• **WHAT TO PRODUCE**: Find every line in the records below that contains the word "title", and copy each such line.
-- START PROVIDED DATA --
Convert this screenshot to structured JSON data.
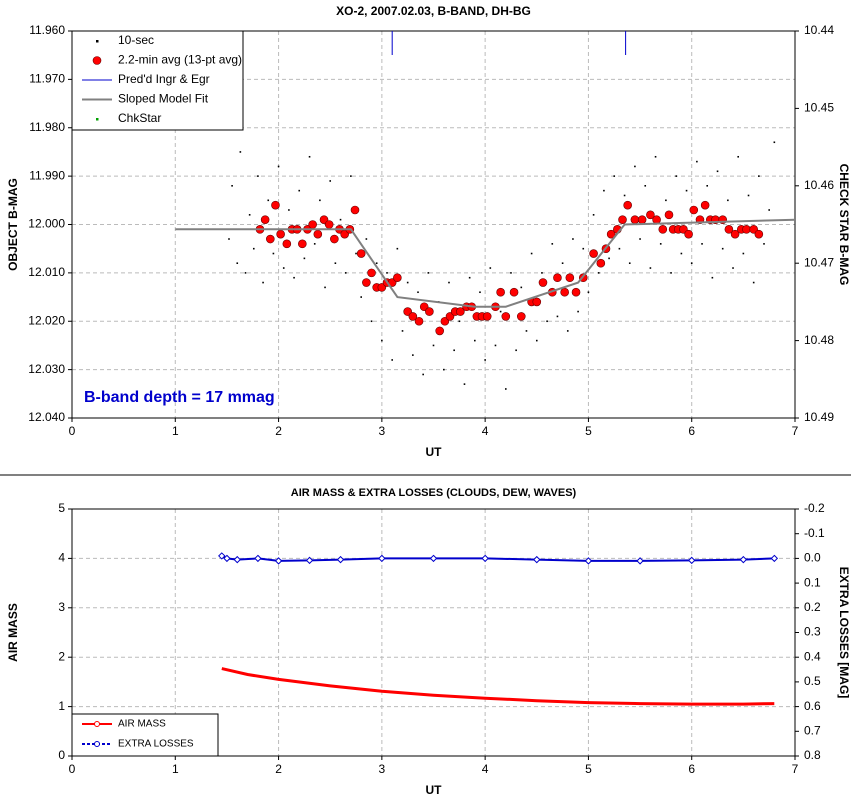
{
  "chart_data": [
    {
      "type": "scatter",
      "title": "XO-2, 2007.02.03, B-BAND, DH-BG",
      "x_label": "UT",
      "y_label": "OBJECT B-MAG",
      "y2_label": "CHECK STAR B-MAG",
      "annotation": "B-band depth = 17 mmag",
      "xlim": [
        0,
        7
      ],
      "xticks": [
        0,
        1,
        2,
        3,
        4,
        5,
        6,
        7
      ],
      "ylim": [
        11.96,
        12.04
      ],
      "y_reversed": true,
      "yticks": [
        {
          "value": 11.96,
          "label": "11.960"
        },
        {
          "value": 11.97,
          "label": "11.970"
        },
        {
          "value": 11.98,
          "label": "11.980"
        },
        {
          "value": 11.99,
          "label": "11.990"
        },
        {
          "value": 12.0,
          "label": "12.000"
        },
        {
          "value": 12.01,
          "label": "12.010"
        },
        {
          "value": 12.02,
          "label": "12.020"
        },
        {
          "value": 12.03,
          "label": "12.030"
        },
        {
          "value": 12.04,
          "label": "12.040"
        }
      ],
      "y2lim": [
        10.44,
        10.49
      ],
      "y2_reversed": true,
      "y2ticks": [
        10.44,
        10.45,
        10.46,
        10.47,
        10.48,
        10.49
      ],
      "grid": true,
      "legend": "upper left",
      "series": [
        {
          "name": "10-sec",
          "color": "#000000",
          "style": "dot",
          "x": [
            1.52,
            1.55,
            1.6,
            1.63,
            1.68,
            1.72,
            1.76,
            1.8,
            1.85,
            1.9,
            1.95,
            2.0,
            2.05,
            2.1,
            2.15,
            2.2,
            2.25,
            2.3,
            2.35,
            2.4,
            2.45,
            2.5,
            2.55,
            2.6,
            2.65,
            2.7,
            2.75,
            2.8,
            2.85,
            2.9,
            2.95,
            3.0,
            3.05,
            3.1,
            3.15,
            3.2,
            3.25,
            3.3,
            3.35,
            3.4,
            3.45,
            3.5,
            3.55,
            3.6,
            3.65,
            3.7,
            3.75,
            3.8,
            3.85,
            3.9,
            3.95,
            4.0,
            4.05,
            4.1,
            4.15,
            4.2,
            4.25,
            4.3,
            4.35,
            4.4,
            4.45,
            4.5,
            4.55,
            4.6,
            4.65,
            4.7,
            4.75,
            4.8,
            4.85,
            4.9,
            4.95,
            5.0,
            5.05,
            5.1,
            5.15,
            5.2,
            5.25,
            5.3,
            5.35,
            5.4,
            5.45,
            5.5,
            5.55,
            5.6,
            5.65,
            5.7,
            5.75,
            5.8,
            5.85,
            5.9,
            5.95,
            6.0,
            6.05,
            6.1,
            6.15,
            6.2,
            6.25,
            6.3,
            6.35,
            6.4,
            6.45,
            6.5,
            6.55,
            6.6,
            6.65,
            6.7,
            6.75,
            6.8
          ],
          "values": [
            12.003,
            11.992,
            12.008,
            11.985,
            12.01,
            11.998,
            12.005,
            11.99,
            12.012,
            11.995,
            12.006,
            11.988,
            12.009,
            11.997,
            12.011,
            11.993,
            12.007,
            11.986,
            12.004,
            11.995,
            12.013,
            11.991,
            12.008,
            11.999,
            12.01,
            11.99,
            12.006,
            12.015,
            12.003,
            12.02,
            12.008,
            12.024,
            12.01,
            12.028,
            12.005,
            12.022,
            12.012,
            12.027,
            12.014,
            12.031,
            12.01,
            12.025,
            12.016,
            12.03,
            12.012,
            12.026,
            12.02,
            12.033,
            12.011,
            12.024,
            12.014,
            12.028,
            12.009,
            12.025,
            12.018,
            12.034,
            12.01,
            12.026,
            12.013,
            12.022,
            12.006,
            12.024,
            12.01,
            12.02,
            12.004,
            12.019,
            12.008,
            12.022,
            12.003,
            12.018,
            12.005,
            12.014,
            11.998,
            12.01,
            11.993,
            12.007,
            11.99,
            12.005,
            11.994,
            12.008,
            11.988,
            12.003,
            11.992,
            12.009,
            11.986,
            12.004,
            11.995,
            12.01,
            11.99,
            12.006,
            11.993,
            12.008,
            11.987,
            12.004,
            11.992,
            12.011,
            11.989,
            12.005,
            11.995,
            12.009,
            11.986,
            12.006,
            11.994,
            12.012,
            11.99,
            12.004,
            11.997,
            11.983
          ]
        },
        {
          "name": "2.2-min avg (13-pt avg)",
          "color": "#ff0000",
          "style": "circle",
          "x": [
            1.82,
            1.87,
            1.92,
            1.97,
            2.02,
            2.08,
            2.13,
            2.18,
            2.23,
            2.28,
            2.33,
            2.38,
            2.44,
            2.49,
            2.54,
            2.59,
            2.64,
            2.69,
            2.74,
            2.8,
            2.85,
            2.9,
            2.95,
            3.0,
            3.05,
            3.1,
            3.15,
            3.25,
            3.3,
            3.36,
            3.41,
            3.46,
            3.56,
            3.61,
            3.66,
            3.71,
            3.76,
            3.82,
            3.87,
            3.92,
            3.97,
            4.02,
            4.1,
            4.15,
            4.2,
            4.28,
            4.35,
            4.45,
            4.5,
            4.56,
            4.65,
            4.7,
            4.77,
            4.82,
            4.88,
            4.95,
            5.05,
            5.12,
            5.17,
            5.22,
            5.28,
            5.33,
            5.38,
            5.45,
            5.52,
            5.6,
            5.66,
            5.72,
            5.78,
            5.82,
            5.87,
            5.92,
            5.97,
            6.02,
            6.08,
            6.13,
            6.18,
            6.23,
            6.3,
            6.36,
            6.42,
            6.48,
            6.53,
            6.6,
            6.65
          ],
          "values": [
            12.001,
            11.999,
            12.003,
            11.996,
            12.002,
            12.004,
            12.001,
            12.001,
            12.004,
            12.001,
            12.0,
            12.002,
            11.999,
            12.0,
            12.003,
            12.001,
            12.002,
            12.001,
            11.997,
            12.006,
            12.012,
            12.01,
            12.013,
            12.013,
            12.012,
            12.012,
            12.011,
            12.018,
            12.019,
            12.02,
            12.017,
            12.018,
            12.022,
            12.02,
            12.019,
            12.018,
            12.018,
            12.017,
            12.017,
            12.019,
            12.019,
            12.019,
            12.017,
            12.014,
            12.019,
            12.014,
            12.019,
            12.016,
            12.016,
            12.012,
            12.014,
            12.011,
            12.014,
            12.011,
            12.014,
            12.011,
            12.006,
            12.008,
            12.005,
            12.002,
            12.001,
            11.999,
            11.996,
            11.999,
            11.999,
            11.998,
            11.999,
            12.001,
            11.998,
            12.001,
            12.001,
            12.001,
            12.002,
            11.997,
            11.999,
            11.996,
            11.999,
            11.999,
            11.999,
            12.001,
            12.002,
            12.001,
            12.001,
            12.001,
            12.002
          ]
        },
        {
          "name": "Pred'd Ingr & Egr",
          "color": "#0000cc",
          "style": "vline",
          "x": [
            3.1,
            5.36
          ]
        },
        {
          "name": "Sloped Model Fit",
          "color": "#808080",
          "style": "line",
          "x": [
            1.0,
            2.7,
            3.15,
            3.9,
            4.2,
            4.9,
            5.35,
            7.0
          ],
          "values": [
            12.001,
            12.001,
            12.015,
            12.017,
            12.017,
            12.012,
            12.0,
            11.999
          ]
        },
        {
          "name": "ChkStar",
          "color": "#00a000",
          "style": "dot",
          "axis": "y2",
          "x": [],
          "values": []
        }
      ]
    },
    {
      "type": "line",
      "title": "AIR MASS & EXTRA LOSSES (CLOUDS, DEW, WAVES)",
      "x_label": "UT",
      "y_label": "AIR MASS",
      "y2_label": "EXTRA LOSSES [MAG]",
      "xlim": [
        0,
        7
      ],
      "xticks": [
        0,
        1,
        2,
        3,
        4,
        5,
        6,
        7
      ],
      "ylim": [
        0,
        5
      ],
      "yticks": [
        0,
        1,
        2,
        3,
        4,
        5
      ],
      "y2lim": [
        -0.2,
        0.8
      ],
      "y2_reversed": true,
      "y2ticks": [
        -0.2,
        -0.1,
        {
          "value": 0,
          "label": "0.0"
        },
        0.1,
        0.2,
        0.3,
        0.4,
        0.5,
        0.6,
        0.7,
        0.8
      ],
      "grid": true,
      "legend": "lower left",
      "series": [
        {
          "name": "AIR MASS",
          "color": "#ff0000",
          "style": "thick-line",
          "x": [
            1.45,
            1.7,
            2.0,
            2.5,
            3.0,
            3.5,
            4.0,
            4.5,
            5.0,
            5.5,
            6.0,
            6.5,
            6.8
          ],
          "values": [
            1.77,
            1.65,
            1.55,
            1.42,
            1.31,
            1.23,
            1.17,
            1.12,
            1.08,
            1.06,
            1.05,
            1.05,
            1.06
          ]
        },
        {
          "name": "EXTRA LOSSES",
          "color": "#0000cc",
          "style": "line-diamond",
          "axis": "y2",
          "x": [
            1.45,
            1.5,
            1.6,
            1.8,
            2.0,
            2.3,
            2.6,
            3.0,
            3.5,
            4.0,
            4.5,
            5.0,
            5.5,
            6.0,
            6.5,
            6.8
          ],
          "values": [
            -0.01,
            0.0,
            0.005,
            0.0,
            0.01,
            0.008,
            0.005,
            0.0,
            0.0,
            0.0,
            0.005,
            0.01,
            0.01,
            0.008,
            0.005,
            0.0
          ]
        }
      ]
    }
  ]
}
-- END PROVIDED DATA --
• **WRITTEN RESPONSE**:
      "title": "XO-2, 2007.02.03, B-BAND, DH-BG",
      "title": "AIR MASS & EXTRA LOSSES (CLOUDS, DEW, WAVES)",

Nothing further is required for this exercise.